### EXCERPTED TEXT
>> Start

We will set aside a Board decision only if it is "arbitrary, capricious, an abuse of discretion, ... otherwise [unlawful], ... or unsupported by substantial evidence." 5 U.S.C. § 706(2)(A), (E) (1994); see Motor Vehicle Mfrs. Ass'n v. State Farm Mut. Auto. Ins. Co., 463 U.S. 29, 43-44, 103 S.Ct. 2856, 2866-67, 77 L.Ed.2d 443 (1983). Because Congress has expressly delegated to the Board responsibility for determining whether a railroad has market dominance and, if so, whether its rate is reasonable, the Board " 'is at the zenith of its powers' " when it exercises that authority, Central & S. Motor Freight Tariff Ass'n v. United States, 777 F.2d 722, 729 (D.C.Cir.1985) (quoting American Trucking Ass'ns v. United States, 627 F.2d 1313, 1320 (D.C.Cir.1980)), and therefore entitled to particular deference. So long as Board findings rest on " 'such relevant evidence as a reasonable mind might accept as adequate to support a conclusion,' " Consolo v. FMC, 383 U.S. 607, 620, 86 S.Ct. 1018, 1026, 16 L.Ed.2d 131 (1966) (quoting Consolidated Edison Co. v. NLRB, 305 U.S. 197, 229, 59 S.Ct. 206, 217, 83 L.Ed. 126 (1938)), and the agency has articulated a " 'rational connection between the facts found and the [decision] made,' " Bowman Transp., Inc. v. Arkansas-Best Freight Sys., Inc., 419 U.S. 281, 285, 95 S.Ct. 438, 442, 42 L.Ed.2d 447 (1974) (quoting Burlington Truck Lines, Inc. v. United States, 371 U.S. 156, 168, 83 S.Ct. 239, 246, 9 L.Ed.2d 207 (1962)), we must leave the Board's judgment undisturbed. See Citizens to Preserve Overton Park, Inc. v. Volpe, 401 U.S. 402, 416, 91 S.Ct. 814, 824, 28 L.Ed.2d 136 (1971) ("The court is not empowered to substitute its judgment for that of the agency."). Applying these standards, we consider each of Burlington Northern's arguments in turn.

>> End

### DIRECTIONS
Resume the court opinion on review of Board rate decisions, picking up right after its final sentence. The listing has no connection to the court opinion on review of Board rate decisions.

### RECORDED INFORMATION
>> Start

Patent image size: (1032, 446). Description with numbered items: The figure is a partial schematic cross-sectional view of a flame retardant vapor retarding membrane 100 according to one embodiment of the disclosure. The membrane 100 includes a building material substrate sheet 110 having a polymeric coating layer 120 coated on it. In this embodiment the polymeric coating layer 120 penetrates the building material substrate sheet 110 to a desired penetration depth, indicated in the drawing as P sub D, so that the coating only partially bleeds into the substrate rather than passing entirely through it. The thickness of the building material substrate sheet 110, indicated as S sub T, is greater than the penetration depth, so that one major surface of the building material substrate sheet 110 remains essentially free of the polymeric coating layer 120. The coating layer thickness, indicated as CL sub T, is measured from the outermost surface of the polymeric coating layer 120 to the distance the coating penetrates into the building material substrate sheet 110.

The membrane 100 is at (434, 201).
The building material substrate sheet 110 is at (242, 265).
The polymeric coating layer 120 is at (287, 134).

>> End
>> Start

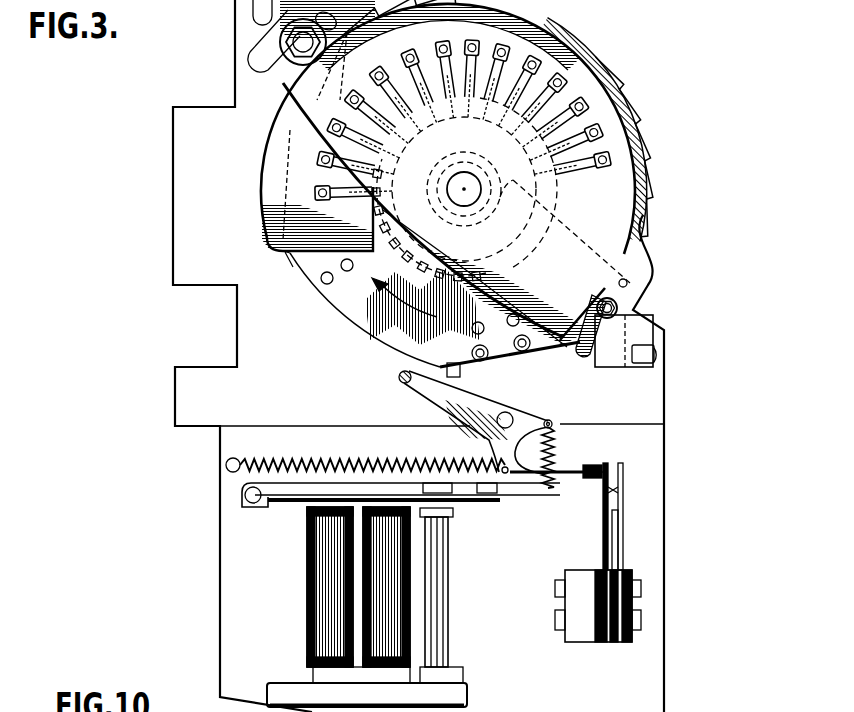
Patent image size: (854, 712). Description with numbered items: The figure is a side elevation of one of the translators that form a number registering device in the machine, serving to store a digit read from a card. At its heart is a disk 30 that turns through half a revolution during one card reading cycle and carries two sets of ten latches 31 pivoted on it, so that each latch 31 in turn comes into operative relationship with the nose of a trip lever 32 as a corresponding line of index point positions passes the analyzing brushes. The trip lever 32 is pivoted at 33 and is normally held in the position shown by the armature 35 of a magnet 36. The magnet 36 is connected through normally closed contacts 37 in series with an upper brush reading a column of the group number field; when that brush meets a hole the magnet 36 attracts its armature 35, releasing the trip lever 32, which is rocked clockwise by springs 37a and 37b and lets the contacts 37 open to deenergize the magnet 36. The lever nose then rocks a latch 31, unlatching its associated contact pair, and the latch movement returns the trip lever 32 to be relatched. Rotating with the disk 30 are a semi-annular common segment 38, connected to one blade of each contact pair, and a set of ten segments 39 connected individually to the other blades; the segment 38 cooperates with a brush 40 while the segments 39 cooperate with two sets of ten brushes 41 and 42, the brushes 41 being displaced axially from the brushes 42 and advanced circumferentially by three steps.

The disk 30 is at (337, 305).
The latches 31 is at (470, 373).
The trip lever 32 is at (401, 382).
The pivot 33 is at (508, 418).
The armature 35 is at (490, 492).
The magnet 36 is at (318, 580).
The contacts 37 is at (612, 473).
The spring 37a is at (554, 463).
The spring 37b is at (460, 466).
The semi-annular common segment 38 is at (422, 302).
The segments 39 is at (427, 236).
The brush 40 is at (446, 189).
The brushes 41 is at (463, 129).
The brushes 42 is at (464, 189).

>> End
>> Start

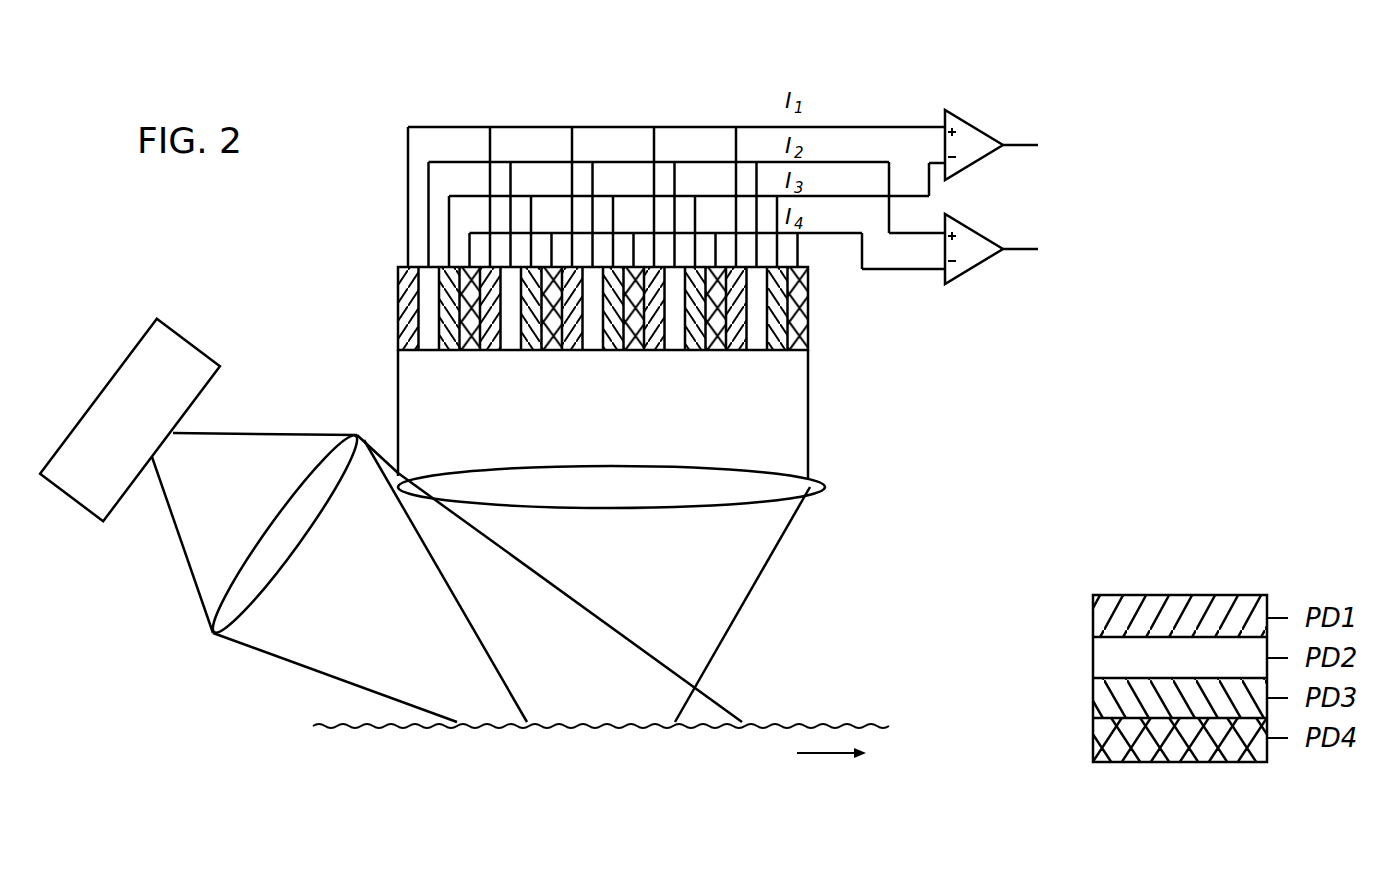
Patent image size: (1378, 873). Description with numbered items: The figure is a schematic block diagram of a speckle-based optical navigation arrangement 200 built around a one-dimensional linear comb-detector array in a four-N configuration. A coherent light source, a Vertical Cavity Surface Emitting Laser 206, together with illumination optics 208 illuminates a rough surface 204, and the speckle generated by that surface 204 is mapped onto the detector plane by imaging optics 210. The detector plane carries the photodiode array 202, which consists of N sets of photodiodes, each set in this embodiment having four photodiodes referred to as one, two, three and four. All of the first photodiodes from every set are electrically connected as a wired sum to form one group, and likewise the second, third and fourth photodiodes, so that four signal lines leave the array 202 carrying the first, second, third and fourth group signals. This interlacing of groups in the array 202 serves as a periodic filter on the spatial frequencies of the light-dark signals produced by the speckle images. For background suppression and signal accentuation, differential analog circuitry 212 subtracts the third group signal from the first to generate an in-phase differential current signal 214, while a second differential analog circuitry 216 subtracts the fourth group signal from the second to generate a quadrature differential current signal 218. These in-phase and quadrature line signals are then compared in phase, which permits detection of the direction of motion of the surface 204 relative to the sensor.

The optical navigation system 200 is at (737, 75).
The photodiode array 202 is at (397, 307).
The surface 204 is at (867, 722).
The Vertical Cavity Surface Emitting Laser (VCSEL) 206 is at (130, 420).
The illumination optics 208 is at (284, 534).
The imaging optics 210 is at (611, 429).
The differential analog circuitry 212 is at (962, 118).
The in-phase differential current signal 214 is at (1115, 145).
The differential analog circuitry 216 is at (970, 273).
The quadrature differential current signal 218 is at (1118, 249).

>> End

### EXERCISE ANSWER
II

Burlington Northern first contends that we must vacate the Board's order in light of our earlier ruling that the Commission had no authority to issue a filing order before WTU's contract expired. Conceding that the Board had jurisdiction over the tariff after WTU's traffic began moving at the common carrier rate, Burlington Northern argues that the Board should nevertheless have dismissed the rate proceeding after our ruling because the Commission purportedly lacked jurisdiction over WTU's amended complaint when filed. The cases on which Burlington relies for this proposition, however, concern our jurisdiction to hear prematurely filed appeals from agency decisions, see, e.g., TeleSTAR, Inc. v. FCC, 888 F.2d 132, 134 (D.C.Cir.1989), not an agency's jurisdiction to rule on prematurely filed complaints. Finding nothing in our Burlington Northern decision to suggest that the Board's jurisdiction over the filed rate was compromised by the Commission's earlier error, we see no reason to upset the Board's determination to go forward with the rate proceeding, particularly since Burlington Northern chose not to question the Board's jurisdiction based on our decision until after the agency ruled against it. Although Burlington Northern argues that the timing of the Board's review prevented it from submitting new evidence in support of its rate, the railroad remains free, now or in the future, to urge the Board to reopen its proceedings to consider such evidence. See 49 U.S.C.A. § 722(c) (1997).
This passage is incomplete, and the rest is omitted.